- [GIVEN INSTRUCTION]: Reproduce every record below exactly as it appears.

"""

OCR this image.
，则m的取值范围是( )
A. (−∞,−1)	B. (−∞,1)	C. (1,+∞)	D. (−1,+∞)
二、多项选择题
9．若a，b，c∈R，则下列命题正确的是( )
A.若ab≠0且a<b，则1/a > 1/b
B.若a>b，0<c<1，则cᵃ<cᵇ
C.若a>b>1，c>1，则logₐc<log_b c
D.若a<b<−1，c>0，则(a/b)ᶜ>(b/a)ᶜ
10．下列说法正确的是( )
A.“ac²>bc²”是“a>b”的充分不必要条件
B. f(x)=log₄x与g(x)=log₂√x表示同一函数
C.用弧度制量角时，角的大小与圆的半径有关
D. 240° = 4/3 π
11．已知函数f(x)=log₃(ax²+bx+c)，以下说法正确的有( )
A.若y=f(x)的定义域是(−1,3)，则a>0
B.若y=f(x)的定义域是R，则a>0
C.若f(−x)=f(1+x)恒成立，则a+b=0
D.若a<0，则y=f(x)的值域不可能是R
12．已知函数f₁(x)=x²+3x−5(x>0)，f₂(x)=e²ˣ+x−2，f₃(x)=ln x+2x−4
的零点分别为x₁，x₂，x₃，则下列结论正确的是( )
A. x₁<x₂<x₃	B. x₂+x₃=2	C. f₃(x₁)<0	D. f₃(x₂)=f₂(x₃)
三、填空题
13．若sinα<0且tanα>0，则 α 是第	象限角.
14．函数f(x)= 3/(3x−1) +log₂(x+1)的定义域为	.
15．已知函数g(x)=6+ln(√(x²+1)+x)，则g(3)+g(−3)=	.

"""

- [PROBLEM SOLUTION]:
OCR this image.
，则m的取值范围是( )
A. (−∞,−1)	B. (−∞,1)	C. (1,+∞)	D. (−1,+∞)
二、多项选择题
9．若a，b，c∈R，则下列命题正确的是( )
A.若ab≠0且a<b，则1/a > 1/b
B.若a>b，0<c<1，则cᵃ<cᵇ
C.若a>b>1，c>1，则logₐc<log_b c
D.若a<b<−1，c>0，则(a/b)ᶜ>(b/a)ᶜ
10．下列说法正确的是( )
A.“ac²>bc²”是“a>b”的充分不必要条件
B. f(x)=log₄x与g(x)=log₂√x表示同一函数
C.用弧度制量角时，角的大小与圆的半径有关
D. 240° = 4/3 π
11．已知函数f(x)=log₃(ax²+bx+c)，以下说法正确的有( )
A.若y=f(x)的定义域是(−1,3)，则a>0
B.若y=f(x)的定义域是R，则a>0
C.若f(−x)=f(1+x)恒成立，则a+b=0
D.若a<0，则y=f(x)的值域不可能是R
12．已知函数f₁(x)=x²+3x−5(x>0)，f₂(x)=e²ˣ+x−2，f₃(x)=ln x+2x−4
的零点分别为x₁，x₂，x₃，则下列结论正确的是( )
A. x₁<x₂<x₃	B. x₂+x₃=2	C. f₃(x₁)<0	D. f₃(x₂)=f₂(x₃)
三、填空题
13．若sinα<0且tanα>0，则 α 是第	象限角.
14．函数f(x)= 3/(3x−1) +log₂(x+1)的定义域为	.
15．已知函数g(x)=6+ln(√(x²+1)+x)，则g(3)+g(−3)=	.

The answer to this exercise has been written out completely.